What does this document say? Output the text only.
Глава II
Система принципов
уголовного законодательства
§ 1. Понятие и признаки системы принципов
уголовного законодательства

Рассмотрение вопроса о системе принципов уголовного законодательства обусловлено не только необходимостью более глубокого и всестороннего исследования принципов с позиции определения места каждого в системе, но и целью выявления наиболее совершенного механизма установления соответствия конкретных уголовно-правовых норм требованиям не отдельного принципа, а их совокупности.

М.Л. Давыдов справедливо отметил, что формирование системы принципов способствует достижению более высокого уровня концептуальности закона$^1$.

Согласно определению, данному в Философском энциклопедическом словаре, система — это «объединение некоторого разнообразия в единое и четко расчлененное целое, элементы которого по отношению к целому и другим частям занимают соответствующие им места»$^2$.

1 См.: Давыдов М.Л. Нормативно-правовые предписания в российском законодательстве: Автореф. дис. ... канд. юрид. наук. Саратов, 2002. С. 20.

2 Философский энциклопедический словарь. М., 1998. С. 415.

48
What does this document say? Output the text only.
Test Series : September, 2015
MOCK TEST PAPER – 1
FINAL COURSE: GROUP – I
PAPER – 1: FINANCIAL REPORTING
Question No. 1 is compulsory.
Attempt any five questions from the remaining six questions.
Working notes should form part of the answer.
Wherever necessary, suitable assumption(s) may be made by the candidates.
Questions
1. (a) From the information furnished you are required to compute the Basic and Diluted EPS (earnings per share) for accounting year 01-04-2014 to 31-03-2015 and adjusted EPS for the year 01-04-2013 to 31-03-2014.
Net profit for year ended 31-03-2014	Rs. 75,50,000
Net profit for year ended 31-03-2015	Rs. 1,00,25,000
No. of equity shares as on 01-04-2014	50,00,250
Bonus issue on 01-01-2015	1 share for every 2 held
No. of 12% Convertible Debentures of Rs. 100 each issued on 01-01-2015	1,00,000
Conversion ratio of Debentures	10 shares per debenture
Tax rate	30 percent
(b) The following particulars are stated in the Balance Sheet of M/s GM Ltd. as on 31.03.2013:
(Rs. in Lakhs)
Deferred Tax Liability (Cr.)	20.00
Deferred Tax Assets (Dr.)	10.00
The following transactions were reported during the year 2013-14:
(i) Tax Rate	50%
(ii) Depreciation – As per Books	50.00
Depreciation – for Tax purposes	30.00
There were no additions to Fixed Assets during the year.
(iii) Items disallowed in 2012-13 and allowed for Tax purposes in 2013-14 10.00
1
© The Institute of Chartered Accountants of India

> [THE REQUEST]:
Reproduce every record, matching each line exactly.

> [FULL RESPONSE]:
What does this document say? Output the text only.
Глава II
Система принципов
уголовного законодательства
§ 1. Понятие и признаки системы принципов
уголовного законодательства

Рассмотрение вопроса о системе принципов уголовного законодательства обусловлено не только необходимостью более глубокого и всестороннего исследования принципов с позиции определения места каждого в системе, но и целью выявления наиболее совершенного механизма установления соответствия конкретных уголовно-правовых норм требованиям не отдельного принципа, а их совокупности.

М.Л. Давыдов справедливо отметил, что формирование системы принципов способствует достижению более высокого уровня концептуальности закона$^1$.

Согласно определению, данному в Философском энциклопедическом словаре, система — это «объединение некоторого разнообразия в единое и четко расчлененное целое, элементы которого по отношению к целому и другим частям занимают соответствующие им места»$^2$.

1 См.: Давыдов М.Л. Нормативно-правовые предписания в российском законодательстве: Автореф. дис. ... канд. юрид. наук. Саратов, 2002. С. 20.

2 Философский энциклопедический словарь. М., 1998. С. 415.

48
What does this document say? Output the text only.
Test Series : September, 2015
MOCK TEST PAPER – 1
FINAL COURSE: GROUP – I
PAPER – 1: FINANCIAL REPORTING
Question No. 1 is compulsory.
Attempt any five questions from the remaining six questions.
Working notes should form part of the answer.
Wherever necessary, suitable assumption(s) may be made by the candidates.
Questions
1. (a) From the information furnished you are required to compute the Basic and Diluted EPS (earnings per share) for accounting year 01-04-2014 to 31-03-2015 and adjusted EPS for the year 01-04-2013 to 31-03-2014.
Net profit for year ended 31-03-2014	Rs. 75,50,000
Net profit for year ended 31-03-2015	Rs. 1,00,25,000
No. of equity shares as on 01-04-2014	50,00,250
Bonus issue on 01-01-2015	1 share for every 2 held
No. of 12% Convertible Debentures of Rs. 100 each issued on 01-01-2015	1,00,000
Conversion ratio of Debentures	10 shares per debenture
Tax rate	30 percent
(b) The following particulars are stated in the Balance Sheet of M/s GM Ltd. as on 31.03.2013:
(Rs. in Lakhs)
Deferred Tax Liability (Cr.)	20.00
Deferred Tax Assets (Dr.)	10.00
The following transactions were reported during the year 2013-14:
(i) Tax Rate	50%
(ii) Depreciation – As per Books	50.00
Depreciation – for Tax purposes	30.00
There were no additions to Fixed Assets during the year.
(iii) Items disallowed in 2012-13 and allowed for Tax purposes in 2013-14 10.00
1
© The Institute of Chartered Accountants of India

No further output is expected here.